** Problem details **
Locate each line in the records containing "eficienti". Copy it.

** Material **
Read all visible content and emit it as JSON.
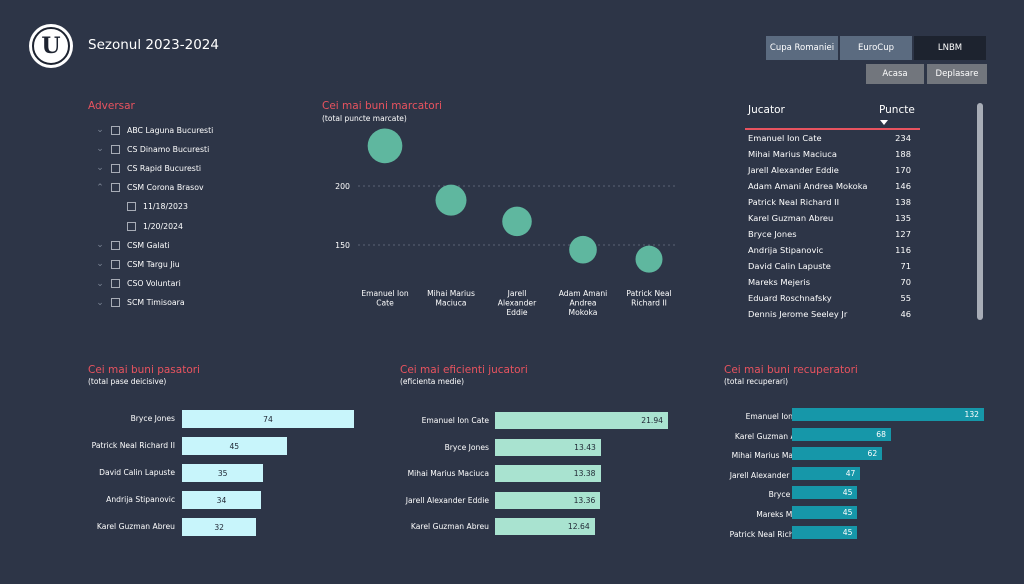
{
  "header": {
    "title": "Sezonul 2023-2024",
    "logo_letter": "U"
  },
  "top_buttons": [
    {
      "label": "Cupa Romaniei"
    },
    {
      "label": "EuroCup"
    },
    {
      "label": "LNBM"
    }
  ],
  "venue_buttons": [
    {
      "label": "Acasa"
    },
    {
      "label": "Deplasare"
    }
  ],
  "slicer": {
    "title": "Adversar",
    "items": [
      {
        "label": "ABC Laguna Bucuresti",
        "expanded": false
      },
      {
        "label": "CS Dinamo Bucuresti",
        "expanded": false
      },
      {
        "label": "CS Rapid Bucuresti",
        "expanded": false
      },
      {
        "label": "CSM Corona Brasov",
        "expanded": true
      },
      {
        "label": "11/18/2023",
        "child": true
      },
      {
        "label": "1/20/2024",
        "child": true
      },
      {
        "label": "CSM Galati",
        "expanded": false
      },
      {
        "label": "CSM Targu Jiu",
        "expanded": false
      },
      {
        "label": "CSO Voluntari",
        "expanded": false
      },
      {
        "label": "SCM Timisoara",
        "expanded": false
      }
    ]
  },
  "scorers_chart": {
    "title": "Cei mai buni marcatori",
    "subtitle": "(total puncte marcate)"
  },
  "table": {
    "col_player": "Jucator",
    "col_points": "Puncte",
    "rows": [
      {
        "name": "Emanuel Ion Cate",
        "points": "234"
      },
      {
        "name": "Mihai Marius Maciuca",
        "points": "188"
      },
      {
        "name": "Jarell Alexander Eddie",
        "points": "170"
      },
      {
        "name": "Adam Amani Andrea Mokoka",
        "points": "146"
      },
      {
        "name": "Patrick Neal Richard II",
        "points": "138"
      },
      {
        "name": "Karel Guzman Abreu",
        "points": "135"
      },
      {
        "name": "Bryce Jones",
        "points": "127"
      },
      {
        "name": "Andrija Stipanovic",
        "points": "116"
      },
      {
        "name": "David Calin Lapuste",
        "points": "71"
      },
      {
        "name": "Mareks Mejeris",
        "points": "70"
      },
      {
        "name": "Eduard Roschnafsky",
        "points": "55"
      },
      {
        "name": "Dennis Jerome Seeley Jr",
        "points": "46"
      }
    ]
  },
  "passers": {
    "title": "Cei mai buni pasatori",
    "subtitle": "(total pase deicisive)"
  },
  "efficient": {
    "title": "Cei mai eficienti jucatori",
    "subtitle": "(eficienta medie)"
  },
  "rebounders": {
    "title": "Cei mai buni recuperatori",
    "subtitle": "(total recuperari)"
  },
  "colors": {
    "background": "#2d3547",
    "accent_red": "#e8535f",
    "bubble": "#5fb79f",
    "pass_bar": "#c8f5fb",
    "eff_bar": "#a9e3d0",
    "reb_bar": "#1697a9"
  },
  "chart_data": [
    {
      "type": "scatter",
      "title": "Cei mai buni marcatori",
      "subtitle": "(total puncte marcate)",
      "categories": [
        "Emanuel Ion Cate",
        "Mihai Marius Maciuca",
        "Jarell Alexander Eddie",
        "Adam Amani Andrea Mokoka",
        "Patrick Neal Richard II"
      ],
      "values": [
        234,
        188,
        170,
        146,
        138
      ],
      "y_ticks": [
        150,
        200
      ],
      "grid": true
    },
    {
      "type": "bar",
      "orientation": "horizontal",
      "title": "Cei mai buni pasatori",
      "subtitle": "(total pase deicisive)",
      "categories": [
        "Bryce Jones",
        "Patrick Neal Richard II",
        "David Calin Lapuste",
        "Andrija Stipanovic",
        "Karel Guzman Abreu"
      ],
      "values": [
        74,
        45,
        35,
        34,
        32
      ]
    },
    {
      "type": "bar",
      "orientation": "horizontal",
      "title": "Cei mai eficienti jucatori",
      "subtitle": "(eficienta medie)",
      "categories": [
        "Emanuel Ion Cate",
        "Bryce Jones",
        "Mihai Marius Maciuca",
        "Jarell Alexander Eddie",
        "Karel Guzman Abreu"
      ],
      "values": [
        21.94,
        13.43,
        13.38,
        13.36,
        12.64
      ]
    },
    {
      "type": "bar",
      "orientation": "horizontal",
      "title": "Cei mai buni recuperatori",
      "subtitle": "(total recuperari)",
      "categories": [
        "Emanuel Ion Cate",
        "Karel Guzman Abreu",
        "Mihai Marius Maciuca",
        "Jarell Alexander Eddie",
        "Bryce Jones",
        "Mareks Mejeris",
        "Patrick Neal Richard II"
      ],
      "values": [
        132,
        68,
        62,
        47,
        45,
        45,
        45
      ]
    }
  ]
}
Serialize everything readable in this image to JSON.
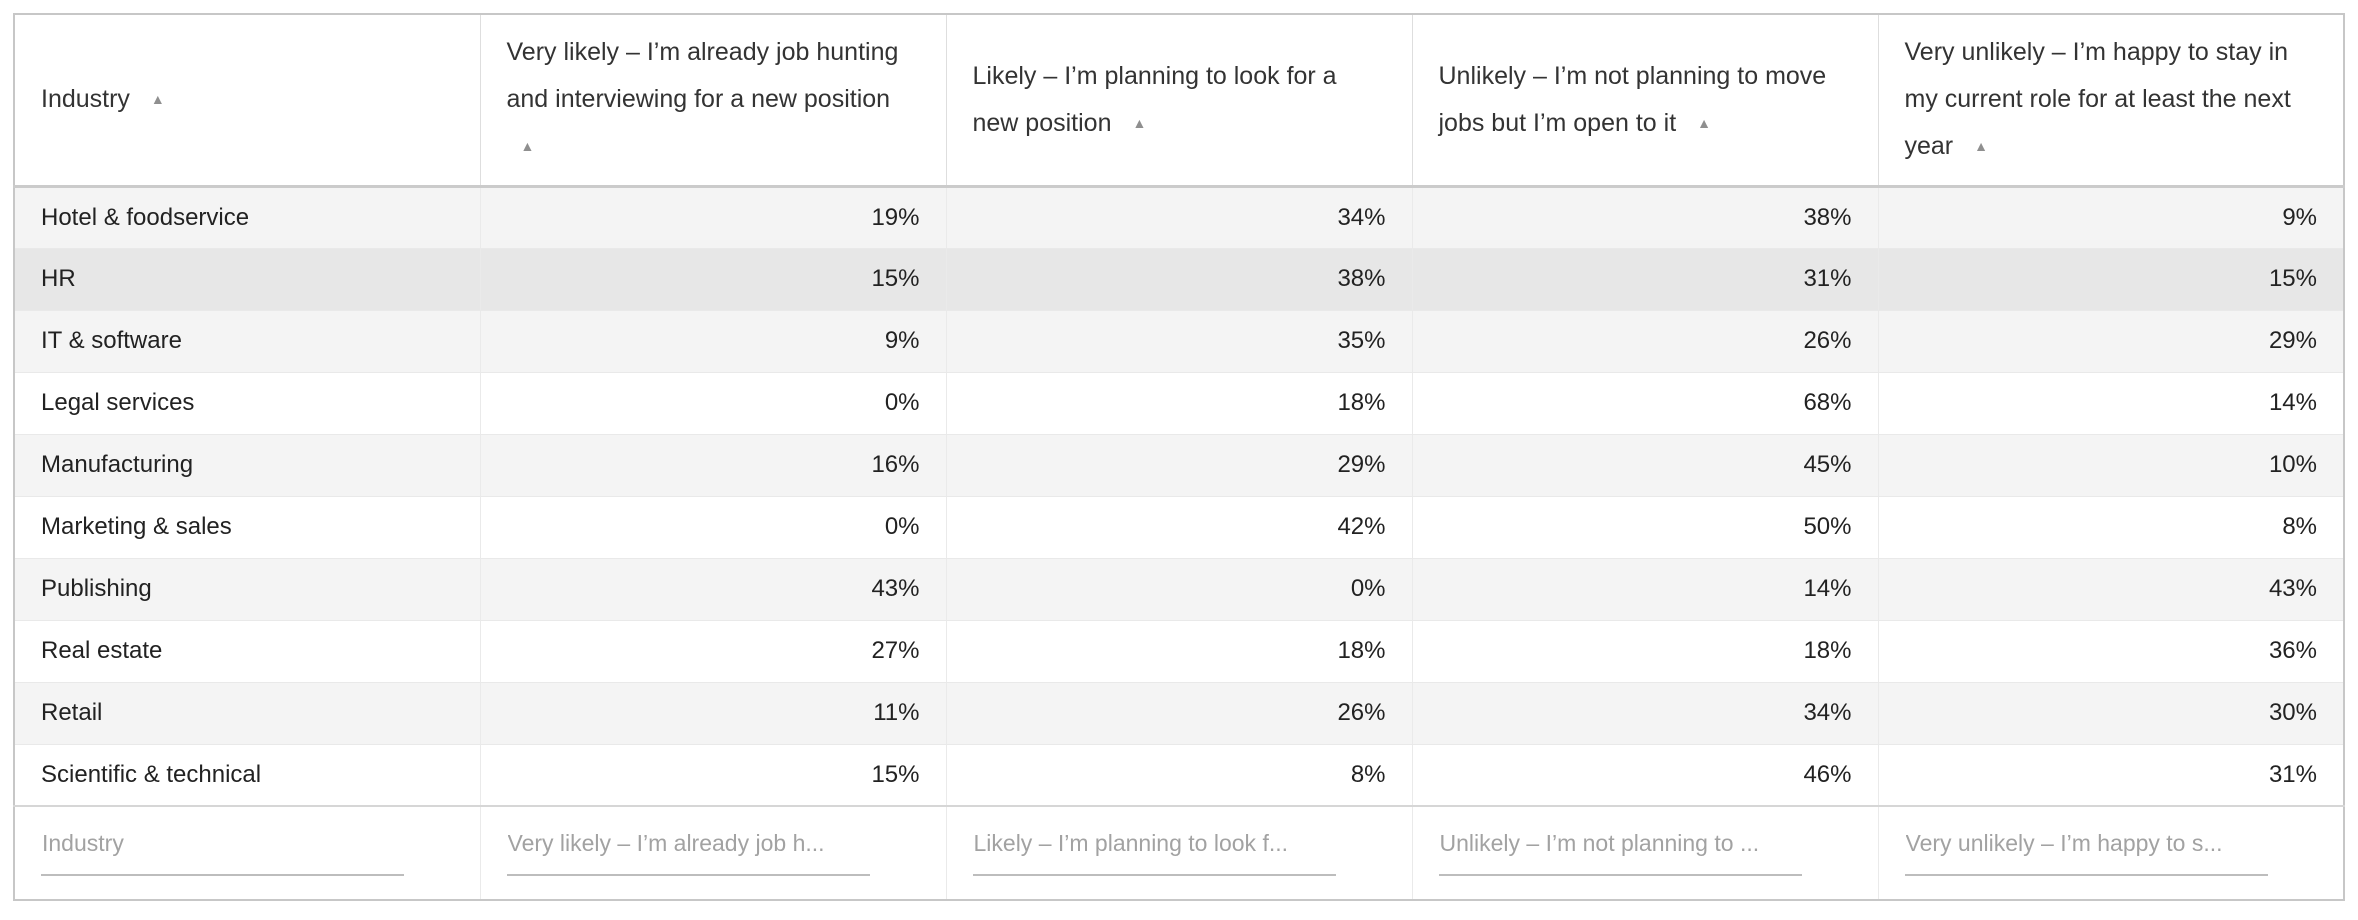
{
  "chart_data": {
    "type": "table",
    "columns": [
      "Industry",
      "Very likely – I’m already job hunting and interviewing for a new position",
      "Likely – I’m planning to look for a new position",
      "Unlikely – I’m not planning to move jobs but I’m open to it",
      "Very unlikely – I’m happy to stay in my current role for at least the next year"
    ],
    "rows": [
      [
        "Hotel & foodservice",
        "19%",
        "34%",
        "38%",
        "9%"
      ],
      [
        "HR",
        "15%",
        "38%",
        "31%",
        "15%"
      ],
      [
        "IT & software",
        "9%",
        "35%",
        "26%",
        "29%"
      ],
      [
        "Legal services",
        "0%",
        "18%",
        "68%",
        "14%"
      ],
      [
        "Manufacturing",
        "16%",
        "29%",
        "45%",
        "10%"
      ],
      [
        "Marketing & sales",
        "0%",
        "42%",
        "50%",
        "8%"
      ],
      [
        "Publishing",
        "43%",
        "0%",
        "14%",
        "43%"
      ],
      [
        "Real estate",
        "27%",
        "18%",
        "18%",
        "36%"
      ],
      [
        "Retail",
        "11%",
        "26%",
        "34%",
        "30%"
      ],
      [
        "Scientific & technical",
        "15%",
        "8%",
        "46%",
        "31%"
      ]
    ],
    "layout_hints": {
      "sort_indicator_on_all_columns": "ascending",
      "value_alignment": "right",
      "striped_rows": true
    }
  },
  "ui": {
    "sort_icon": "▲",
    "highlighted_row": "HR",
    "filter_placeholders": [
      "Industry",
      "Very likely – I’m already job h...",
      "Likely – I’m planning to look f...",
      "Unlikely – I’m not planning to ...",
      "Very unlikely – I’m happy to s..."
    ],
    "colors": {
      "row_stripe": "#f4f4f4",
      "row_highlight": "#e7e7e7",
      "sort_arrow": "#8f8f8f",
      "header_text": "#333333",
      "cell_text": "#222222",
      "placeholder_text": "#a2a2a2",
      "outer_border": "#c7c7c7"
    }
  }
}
---
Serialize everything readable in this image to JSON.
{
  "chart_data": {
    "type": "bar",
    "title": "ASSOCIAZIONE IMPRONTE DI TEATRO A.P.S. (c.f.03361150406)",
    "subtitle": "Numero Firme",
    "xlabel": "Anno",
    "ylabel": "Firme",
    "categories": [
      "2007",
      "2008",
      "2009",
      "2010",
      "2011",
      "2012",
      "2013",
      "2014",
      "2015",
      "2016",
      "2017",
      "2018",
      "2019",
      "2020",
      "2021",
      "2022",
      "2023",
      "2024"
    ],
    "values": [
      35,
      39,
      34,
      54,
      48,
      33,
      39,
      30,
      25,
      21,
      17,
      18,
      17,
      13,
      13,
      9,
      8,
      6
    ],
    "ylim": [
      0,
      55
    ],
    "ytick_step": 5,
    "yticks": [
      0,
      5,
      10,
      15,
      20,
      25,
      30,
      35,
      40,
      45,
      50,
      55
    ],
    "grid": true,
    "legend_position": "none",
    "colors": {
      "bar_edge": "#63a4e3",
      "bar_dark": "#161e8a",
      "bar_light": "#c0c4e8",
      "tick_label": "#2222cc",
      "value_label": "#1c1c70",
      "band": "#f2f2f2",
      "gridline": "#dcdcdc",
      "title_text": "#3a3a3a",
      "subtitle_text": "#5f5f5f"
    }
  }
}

** Result below **
    "title": "Cei mai eficienti jucatori",
      "title": "Cei mai eficienti jucatori",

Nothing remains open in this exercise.